━━━━━ The data
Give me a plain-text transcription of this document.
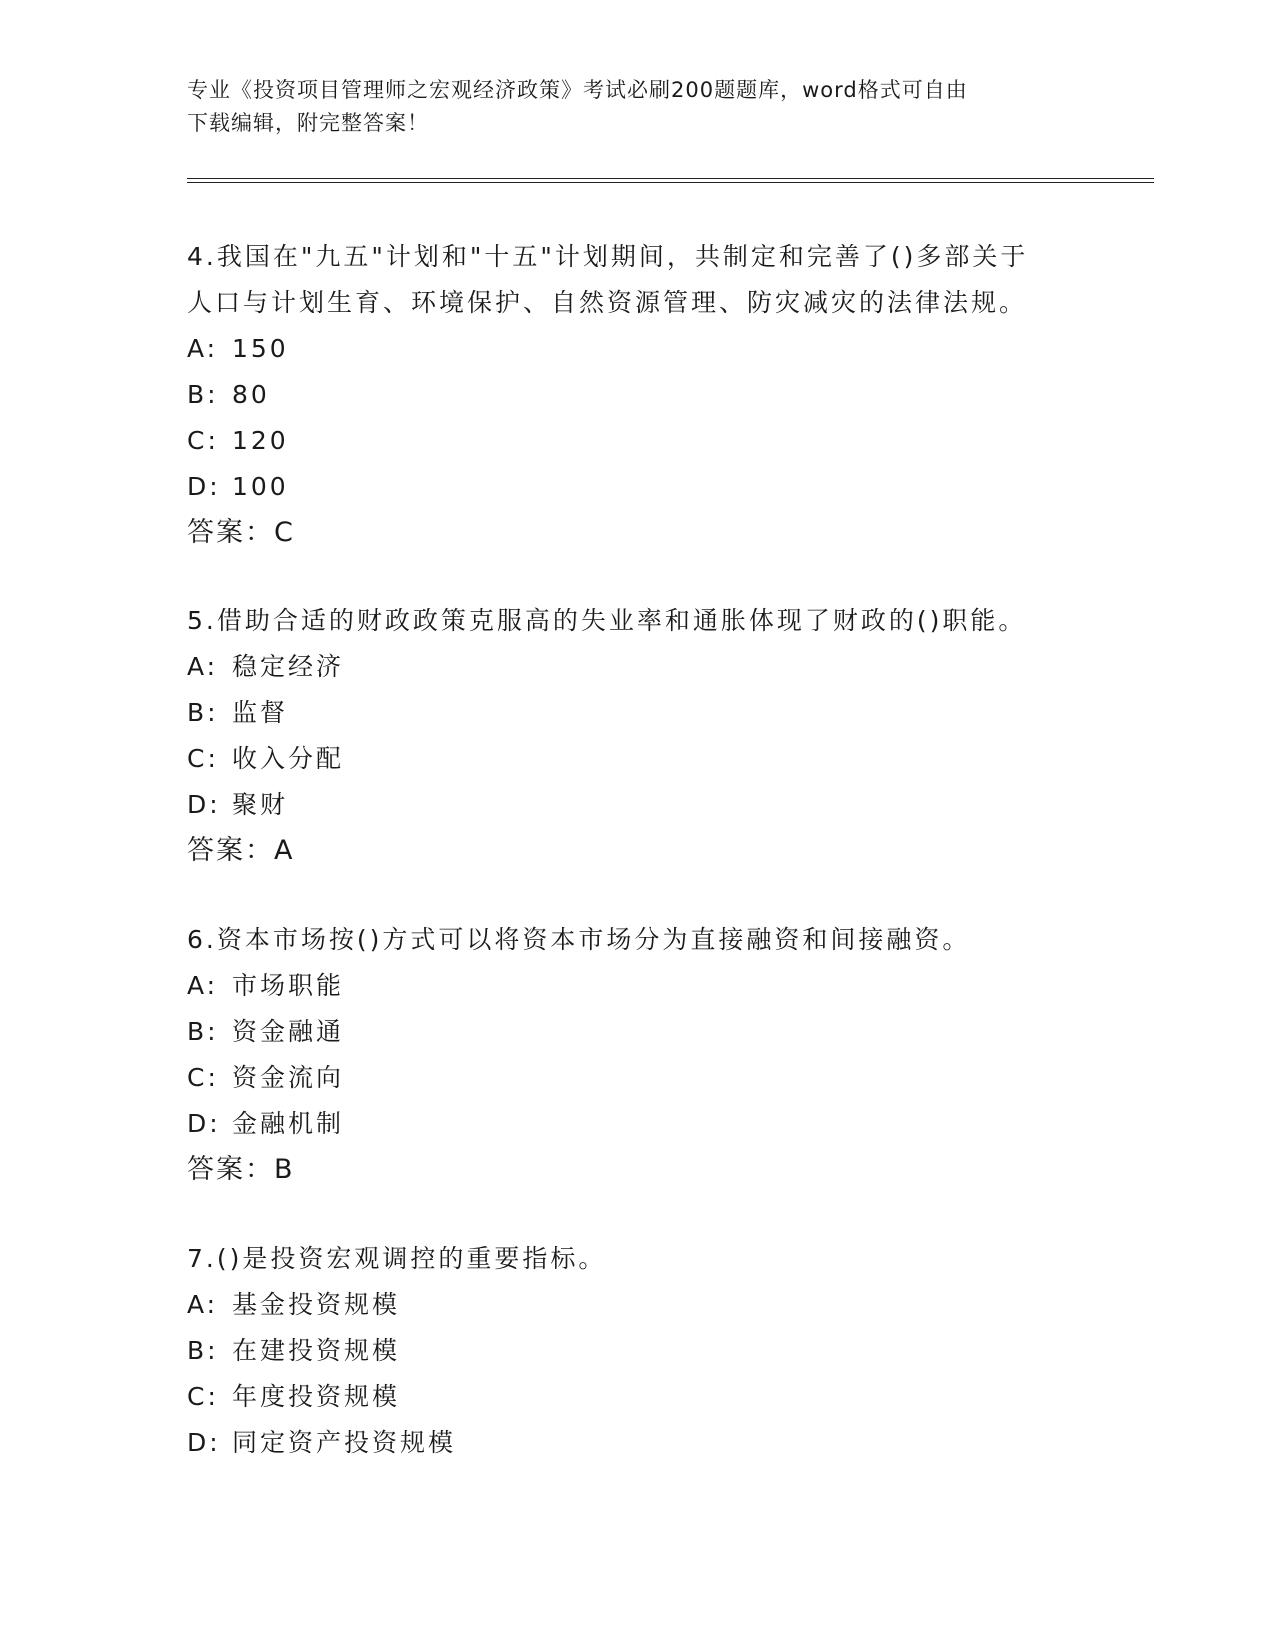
专业《投资项目管理师之宏观经济政策》考试必刷200题题库，word格式可自由
下载编辑，附完整答案！
4.我国在"九五"计划和"十五"计划期间，共制定和完善了()多部关于
人口与计划生育、环境保护、自然资源管理、防灾减灾的法律法规。
A: 150
B: 80
C: 120
D: 100
答案：C
5.借助合适的财政政策克服高的失业率和通胀体现了财政的()职能。
A: 稳定经济
B: 监督
C: 收入分配
D: 聚财
答案：A
6.资本市场按()方式可以将资本市场分为直接融资和间接融资。
A: 市场职能
B: 资金融通
C: 资金流向
D: 金融机制
答案：B
7.()是投资宏观调控的重要指标。
A: 基金投资规模
B: 在建投资规模
C: 年度投资规模
D: 同定资产投资规模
━━━━━━━━━━
• **Required task**:
Print the complete listing exactly as it stands, without its pictures.

• **Response to the exercise**:
Give me a plain-text transcription of this document.
专业《投资项目管理师之宏观经济政策》考试必刷200题题库，word格式可自由
下载编辑，附完整答案！
4.我国在"九五"计划和"十五"计划期间，共制定和完善了()多部关于
人口与计划生育、环境保护、自然资源管理、防灾减灾的法律法规。
A: 150
B: 80
C: 120
D: 100
答案：C
5.借助合适的财政政策克服高的失业率和通胀体现了财政的()职能。
A: 稳定经济
B: 监督
C: 收入分配
D: 聚财
答案：A
6.资本市场按()方式可以将资本市场分为直接融资和间接融资。
A: 市场职能
B: 资金融通
C: 资金流向
D: 金融机制
答案：B
7.()是投资宏观调控的重要指标。
A: 基金投资规模
B: 在建投资规模
C: 年度投资规模
D: 同定资产投资规模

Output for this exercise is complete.